### Instructions:
**A)** From the post about communication and technology, list each project the text attributes to a specific person or pair of people, along with who is credited.
**B)** According to the post about communication and technology, what is Xerox PARC responsible for?

### Selected passage:
>>>
Communication encapsulates all the places I want tech to have a positive
benefit in society and my life: education, thinking, invention, people.

(I don't mean connecting people, I am thoroughly unimpressed with that
directive)

In this space you have the onset of design systems/languages. Information
design and interface design. Education reform and restructuring. Programming
education reform.

Look at Bret Victor and other researchers through CDG, VPRI, Dynamicland. Rune
Madsen and other artist developers at NYU. John Maeda formerly at the MIT
Media Lab with Design by Numbers and Casey Reas and Ben Fry with Processing
and Lauren McCarthy with p5js. Mike Bostock with d3. Chris Granger with Eve.

Ink and Switch is a research lab with a number of interesting developers
involved working on the future of power user design workflows.

If you want to find the interesting people you have to follow connections
around. Start with the one most interesting to you and go backwards through
their work, lookup every group they worked with and their members. Look at
GitHub stars and find small blogs to follow, read their history and the one
strange project they did which can lead you to the maintainer of some other
interesting project. Build a picture, learn the space.

Xerox parc is responsible for the GUI plus a ridiculous number of other
personal computing workflow essentials. There is no place with the breadth of
Xerox parc today, but there are labs with incredible focus. University of
Washington IDX. Stanford's HCI lab. CMU, UCSB, MIT. Transportation labs and
BOOM at Berkeley. Delft, Aarhus, University of Paris Sud.
<<<
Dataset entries
>>>
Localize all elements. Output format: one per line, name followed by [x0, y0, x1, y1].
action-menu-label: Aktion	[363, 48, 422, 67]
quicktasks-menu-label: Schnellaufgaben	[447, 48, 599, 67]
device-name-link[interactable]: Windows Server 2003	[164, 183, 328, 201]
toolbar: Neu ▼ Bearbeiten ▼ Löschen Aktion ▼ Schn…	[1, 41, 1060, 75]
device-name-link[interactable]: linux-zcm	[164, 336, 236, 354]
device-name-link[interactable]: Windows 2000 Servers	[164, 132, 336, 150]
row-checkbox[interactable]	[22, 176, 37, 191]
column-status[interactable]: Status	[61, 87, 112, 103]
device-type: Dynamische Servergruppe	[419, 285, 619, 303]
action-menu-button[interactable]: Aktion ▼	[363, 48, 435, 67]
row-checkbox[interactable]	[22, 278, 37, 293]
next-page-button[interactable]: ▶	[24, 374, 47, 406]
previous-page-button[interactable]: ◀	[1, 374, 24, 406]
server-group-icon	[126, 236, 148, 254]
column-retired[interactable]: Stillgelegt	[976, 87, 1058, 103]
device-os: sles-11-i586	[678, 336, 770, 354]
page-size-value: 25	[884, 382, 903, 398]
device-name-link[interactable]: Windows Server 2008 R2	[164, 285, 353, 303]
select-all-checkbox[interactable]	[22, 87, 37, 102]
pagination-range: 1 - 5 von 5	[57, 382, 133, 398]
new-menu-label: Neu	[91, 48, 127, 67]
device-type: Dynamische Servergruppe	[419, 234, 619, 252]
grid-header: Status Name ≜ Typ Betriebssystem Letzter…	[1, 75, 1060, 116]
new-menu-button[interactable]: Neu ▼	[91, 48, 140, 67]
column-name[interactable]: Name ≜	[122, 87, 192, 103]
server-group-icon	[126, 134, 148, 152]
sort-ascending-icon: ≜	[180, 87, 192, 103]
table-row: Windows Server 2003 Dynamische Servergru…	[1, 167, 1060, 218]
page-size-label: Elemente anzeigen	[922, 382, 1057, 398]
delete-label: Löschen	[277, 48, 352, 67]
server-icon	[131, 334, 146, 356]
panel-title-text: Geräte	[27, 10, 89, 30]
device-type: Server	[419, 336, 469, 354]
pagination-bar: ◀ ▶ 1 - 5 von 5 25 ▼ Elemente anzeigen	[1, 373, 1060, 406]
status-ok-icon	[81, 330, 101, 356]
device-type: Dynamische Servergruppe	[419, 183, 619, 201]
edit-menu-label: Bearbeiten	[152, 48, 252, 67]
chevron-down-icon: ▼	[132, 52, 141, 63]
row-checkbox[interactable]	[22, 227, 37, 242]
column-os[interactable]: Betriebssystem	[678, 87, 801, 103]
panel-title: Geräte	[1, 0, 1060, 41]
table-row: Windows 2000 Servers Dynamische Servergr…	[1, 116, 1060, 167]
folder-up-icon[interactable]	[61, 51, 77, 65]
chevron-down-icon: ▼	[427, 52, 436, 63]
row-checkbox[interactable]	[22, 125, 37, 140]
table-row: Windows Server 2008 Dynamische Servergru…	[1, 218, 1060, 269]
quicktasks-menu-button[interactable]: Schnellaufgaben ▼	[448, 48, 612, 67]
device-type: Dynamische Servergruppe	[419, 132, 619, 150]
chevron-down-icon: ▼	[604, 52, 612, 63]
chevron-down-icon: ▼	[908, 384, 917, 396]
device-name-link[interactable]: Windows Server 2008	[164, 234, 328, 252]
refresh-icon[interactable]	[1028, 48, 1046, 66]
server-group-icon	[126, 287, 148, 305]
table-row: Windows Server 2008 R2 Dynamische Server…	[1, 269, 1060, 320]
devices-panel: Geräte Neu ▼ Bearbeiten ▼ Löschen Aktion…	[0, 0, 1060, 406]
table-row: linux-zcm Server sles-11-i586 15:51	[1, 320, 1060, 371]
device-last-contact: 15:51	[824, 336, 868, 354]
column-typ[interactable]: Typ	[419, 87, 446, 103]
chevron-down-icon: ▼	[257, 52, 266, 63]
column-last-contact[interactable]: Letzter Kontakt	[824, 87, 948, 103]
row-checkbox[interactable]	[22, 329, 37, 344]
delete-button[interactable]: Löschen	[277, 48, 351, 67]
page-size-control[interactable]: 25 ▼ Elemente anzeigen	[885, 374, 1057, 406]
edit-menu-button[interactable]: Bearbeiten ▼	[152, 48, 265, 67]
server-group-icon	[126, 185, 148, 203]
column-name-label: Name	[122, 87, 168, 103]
<<<
### Solved tasks:
**A)**
- Design by Numbers: John Maeda
- Processing: Casey Reas and Ben Fry
- p5js: Lauren McCarthy
- d3: Mike Bostock
- Eve: Chris Granger

**B)** The GUI plus a ridiculous number of other personal computing workflow essentials.